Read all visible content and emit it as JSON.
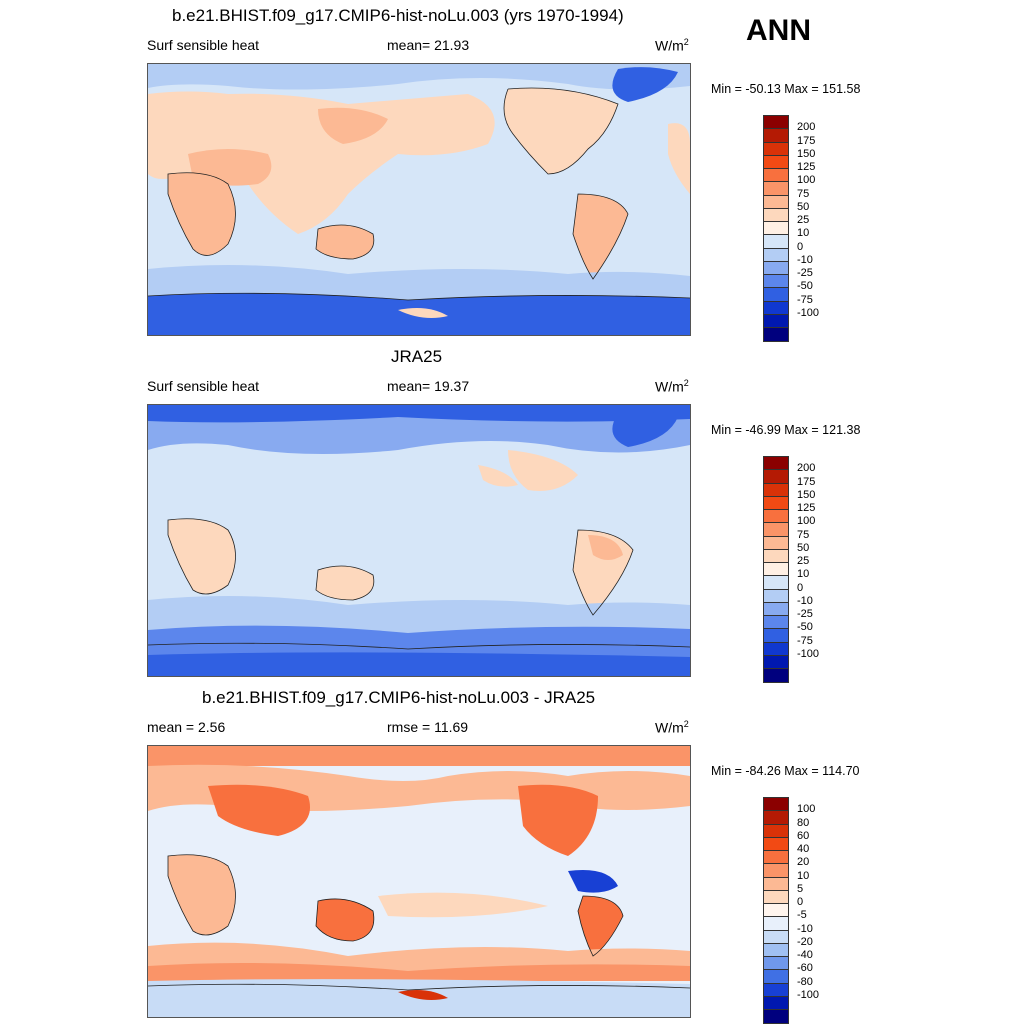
{
  "season": "ANN",
  "panels": [
    {
      "title": "b.e21.BHIST.f09_g17.CMIP6-hist-noLu.003 (yrs 1970-1994)",
      "left_text": "Surf sensible heat",
      "middle_text": "mean=  21.93",
      "units_base": "W/m",
      "units_exp": "2",
      "minmax": "Min = -50.13 Max = 151.58",
      "colorbar_labels": [
        "200",
        "175",
        "150",
        "125",
        "100",
        "75",
        "50",
        "25",
        "10",
        "0",
        "-10",
        "-25",
        "-50",
        "-75",
        "-100"
      ],
      "colorbar_colors": [
        "#8b0000",
        "#b41a04",
        "#d93208",
        "#f24a14",
        "#f8703e",
        "#fa9468",
        "#fcb994",
        "#fdd8bd",
        "#fff0e4",
        "#d6e6f8",
        "#b3cdf4",
        "#88aaf0",
        "#5c86ec",
        "#3060e2",
        "#1038d0",
        "#0018b0",
        "#00007e"
      ]
    },
    {
      "title": "JRA25",
      "left_text": "Surf sensible heat",
      "middle_text": "mean=  19.37",
      "units_base": "W/m",
      "units_exp": "2",
      "minmax": "Min = -46.99 Max = 121.38",
      "colorbar_labels": [
        "200",
        "175",
        "150",
        "125",
        "100",
        "75",
        "50",
        "25",
        "10",
        "0",
        "-10",
        "-25",
        "-50",
        "-75",
        "-100"
      ],
      "colorbar_colors": [
        "#8b0000",
        "#b41a04",
        "#d93208",
        "#f24a14",
        "#f8703e",
        "#fa9468",
        "#fcb994",
        "#fdd8bd",
        "#fff0e4",
        "#d6e6f8",
        "#b3cdf4",
        "#88aaf0",
        "#5c86ec",
        "#3060e2",
        "#1038d0",
        "#0018b0",
        "#00007e"
      ]
    },
    {
      "title": "b.e21.BHIST.f09_g17.CMIP6-hist-noLu.003 - JRA25",
      "left_text": "mean =   2.56",
      "middle_text": "rmse =  11.69",
      "units_base": "W/m",
      "units_exp": "2",
      "minmax": "Min = -84.26 Max = 114.70",
      "colorbar_labels": [
        "100",
        "80",
        "60",
        "40",
        "20",
        "10",
        "5",
        "0",
        "-5",
        "-10",
        "-20",
        "-40",
        "-60",
        "-80",
        "-100"
      ],
      "colorbar_colors": [
        "#8b0000",
        "#b41a04",
        "#d93208",
        "#f24a14",
        "#f8703e",
        "#fa9468",
        "#fcb994",
        "#fdd8bd",
        "#fff5ee",
        "#e8f0fb",
        "#c8dcf6",
        "#a0c0f2",
        "#7098ec",
        "#4070e4",
        "#1840d4",
        "#0018b0",
        "#00007e"
      ]
    }
  ]
}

────────────────

| Job |
Output the records above exactly; leave out the pictures.

| Result below |
Read all visible content and emit it as JSON.
{
  "season": "ANN",
  "panels": [
    {
      "title": "b.e21.BHIST.f09_g17.CMIP6-hist-noLu.003 (yrs 1970-1994)",
      "left_text": "Surf sensible heat",
      "middle_text": "mean=  21.93",
      "units_base": "W/m",
      "units_exp": "2",
      "minmax": "Min = -50.13 Max = 151.58",
      "colorbar_labels": [
        "200",
        "175",
        "150",
        "125",
        "100",
        "75",
        "50",
        "25",
        "10",
        "0",
        "-10",
        "-25",
        "-50",
        "-75",
        "-100"
      ],
      "colorbar_colors": [
        "#8b0000",
        "#b41a04",
        "#d93208",
        "#f24a14",
        "#f8703e",
        "#fa9468",
        "#fcb994",
        "#fdd8bd",
        "#fff0e4",
        "#d6e6f8",
        "#b3cdf4",
        "#88aaf0",
        "#5c86ec",
        "#3060e2",
        "#1038d0",
        "#0018b0",
        "#00007e"
      ]
    },
    {
      "title": "JRA25",
      "left_text": "Surf sensible heat",
      "middle_text": "mean=  19.37",
      "units_base": "W/m",
      "units_exp": "2",
      "minmax": "Min = -46.99 Max = 121.38",
      "colorbar_labels": [
        "200",
        "175",
        "150",
        "125",
        "100",
        "75",
        "50",
        "25",
        "10",
        "0",
        "-10",
        "-25",
        "-50",
        "-75",
        "-100"
      ],
      "colorbar_colors": [
        "#8b0000",
        "#b41a04",
        "#d93208",
        "#f24a14",
        "#f8703e",
        "#fa9468",
        "#fcb994",
        "#fdd8bd",
        "#fff0e4",
        "#d6e6f8",
        "#b3cdf4",
        "#88aaf0",
        "#5c86ec",
        "#3060e2",
        "#1038d0",
        "#0018b0",
        "#00007e"
      ]
    },
    {
      "title": "b.e21.BHIST.f09_g17.CMIP6-hist-noLu.003 - JRA25",
      "left_text": "mean =   2.56",
      "middle_text": "rmse =  11.69",
      "units_base": "W/m",
      "units_exp": "2",
      "minmax": "Min = -84.26 Max = 114.70",
      "colorbar_labels": [
        "100",
        "80",
        "60",
        "40",
        "20",
        "10",
        "5",
        "0",
        "-5",
        "-10",
        "-20",
        "-40",
        "-60",
        "-80",
        "-100"
      ],
      "colorbar_colors": [
        "#8b0000",
        "#b41a04",
        "#d93208",
        "#f24a14",
        "#f8703e",
        "#fa9468",
        "#fcb994",
        "#fdd8bd",
        "#fff5ee",
        "#e8f0fb",
        "#c8dcf6",
        "#a0c0f2",
        "#7098ec",
        "#4070e4",
        "#1840d4",
        "#0018b0",
        "#00007e"
      ]
    }
  ]
}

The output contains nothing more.